_Material shown_
::::
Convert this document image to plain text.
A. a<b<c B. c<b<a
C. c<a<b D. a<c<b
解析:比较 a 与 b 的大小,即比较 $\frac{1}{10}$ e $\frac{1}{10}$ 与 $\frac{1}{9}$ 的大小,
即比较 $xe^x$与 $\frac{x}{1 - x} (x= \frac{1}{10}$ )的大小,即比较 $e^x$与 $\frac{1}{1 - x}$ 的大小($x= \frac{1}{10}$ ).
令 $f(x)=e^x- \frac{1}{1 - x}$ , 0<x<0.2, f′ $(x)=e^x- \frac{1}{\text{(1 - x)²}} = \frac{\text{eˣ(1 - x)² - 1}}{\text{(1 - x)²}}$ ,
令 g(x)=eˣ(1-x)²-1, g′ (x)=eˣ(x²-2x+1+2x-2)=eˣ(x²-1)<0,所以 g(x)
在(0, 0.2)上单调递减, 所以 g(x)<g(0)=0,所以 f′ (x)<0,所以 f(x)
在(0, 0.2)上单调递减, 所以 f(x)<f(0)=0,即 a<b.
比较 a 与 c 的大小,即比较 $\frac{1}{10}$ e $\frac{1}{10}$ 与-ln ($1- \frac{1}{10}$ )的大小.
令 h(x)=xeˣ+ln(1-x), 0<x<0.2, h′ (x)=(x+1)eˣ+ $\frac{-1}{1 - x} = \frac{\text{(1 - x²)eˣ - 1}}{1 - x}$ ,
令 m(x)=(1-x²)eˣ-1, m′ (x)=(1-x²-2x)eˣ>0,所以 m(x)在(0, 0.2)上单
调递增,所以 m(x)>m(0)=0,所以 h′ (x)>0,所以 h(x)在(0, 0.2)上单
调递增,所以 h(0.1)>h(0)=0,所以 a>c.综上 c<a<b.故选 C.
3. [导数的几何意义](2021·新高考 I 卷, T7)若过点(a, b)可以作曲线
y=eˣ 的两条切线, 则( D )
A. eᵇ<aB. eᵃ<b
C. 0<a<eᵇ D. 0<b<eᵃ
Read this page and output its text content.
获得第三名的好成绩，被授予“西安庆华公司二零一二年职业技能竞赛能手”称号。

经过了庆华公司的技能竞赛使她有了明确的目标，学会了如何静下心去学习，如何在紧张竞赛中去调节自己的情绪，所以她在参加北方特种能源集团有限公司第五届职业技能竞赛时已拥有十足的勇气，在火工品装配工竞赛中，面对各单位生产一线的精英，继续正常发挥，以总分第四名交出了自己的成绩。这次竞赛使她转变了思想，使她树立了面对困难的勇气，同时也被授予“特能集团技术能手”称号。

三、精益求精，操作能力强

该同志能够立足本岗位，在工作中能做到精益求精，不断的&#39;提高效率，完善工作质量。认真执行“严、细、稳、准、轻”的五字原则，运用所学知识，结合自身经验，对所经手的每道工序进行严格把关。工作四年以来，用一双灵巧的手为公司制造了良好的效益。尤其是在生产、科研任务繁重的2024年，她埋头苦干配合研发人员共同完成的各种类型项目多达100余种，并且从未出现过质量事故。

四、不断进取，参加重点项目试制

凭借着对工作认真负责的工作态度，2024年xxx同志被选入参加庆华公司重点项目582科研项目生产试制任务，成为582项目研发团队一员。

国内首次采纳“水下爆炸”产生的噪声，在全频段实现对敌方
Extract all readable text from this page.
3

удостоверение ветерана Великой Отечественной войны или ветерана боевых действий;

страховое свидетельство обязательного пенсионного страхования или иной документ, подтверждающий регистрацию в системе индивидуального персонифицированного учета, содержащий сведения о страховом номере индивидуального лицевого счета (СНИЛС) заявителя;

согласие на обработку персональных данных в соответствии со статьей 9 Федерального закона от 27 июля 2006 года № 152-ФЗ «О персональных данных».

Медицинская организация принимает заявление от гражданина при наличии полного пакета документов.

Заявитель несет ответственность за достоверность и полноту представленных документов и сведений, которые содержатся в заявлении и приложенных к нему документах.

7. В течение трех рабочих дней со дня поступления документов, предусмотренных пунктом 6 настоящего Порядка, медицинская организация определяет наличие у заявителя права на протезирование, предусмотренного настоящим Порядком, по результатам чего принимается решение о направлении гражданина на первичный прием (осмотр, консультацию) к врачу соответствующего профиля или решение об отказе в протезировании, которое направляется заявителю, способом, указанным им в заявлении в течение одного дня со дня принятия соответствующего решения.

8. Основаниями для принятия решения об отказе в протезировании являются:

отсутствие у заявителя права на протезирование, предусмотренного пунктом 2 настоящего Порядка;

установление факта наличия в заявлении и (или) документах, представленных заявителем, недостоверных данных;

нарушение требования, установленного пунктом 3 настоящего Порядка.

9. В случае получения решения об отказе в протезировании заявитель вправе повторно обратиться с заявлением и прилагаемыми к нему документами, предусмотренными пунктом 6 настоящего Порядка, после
::::
_Aim of the exercise_
Check each line above for the word "page", and copy the lines where it appears.

_Answer for the task_
Read this page and output its text content.
Extract all readable text from this page.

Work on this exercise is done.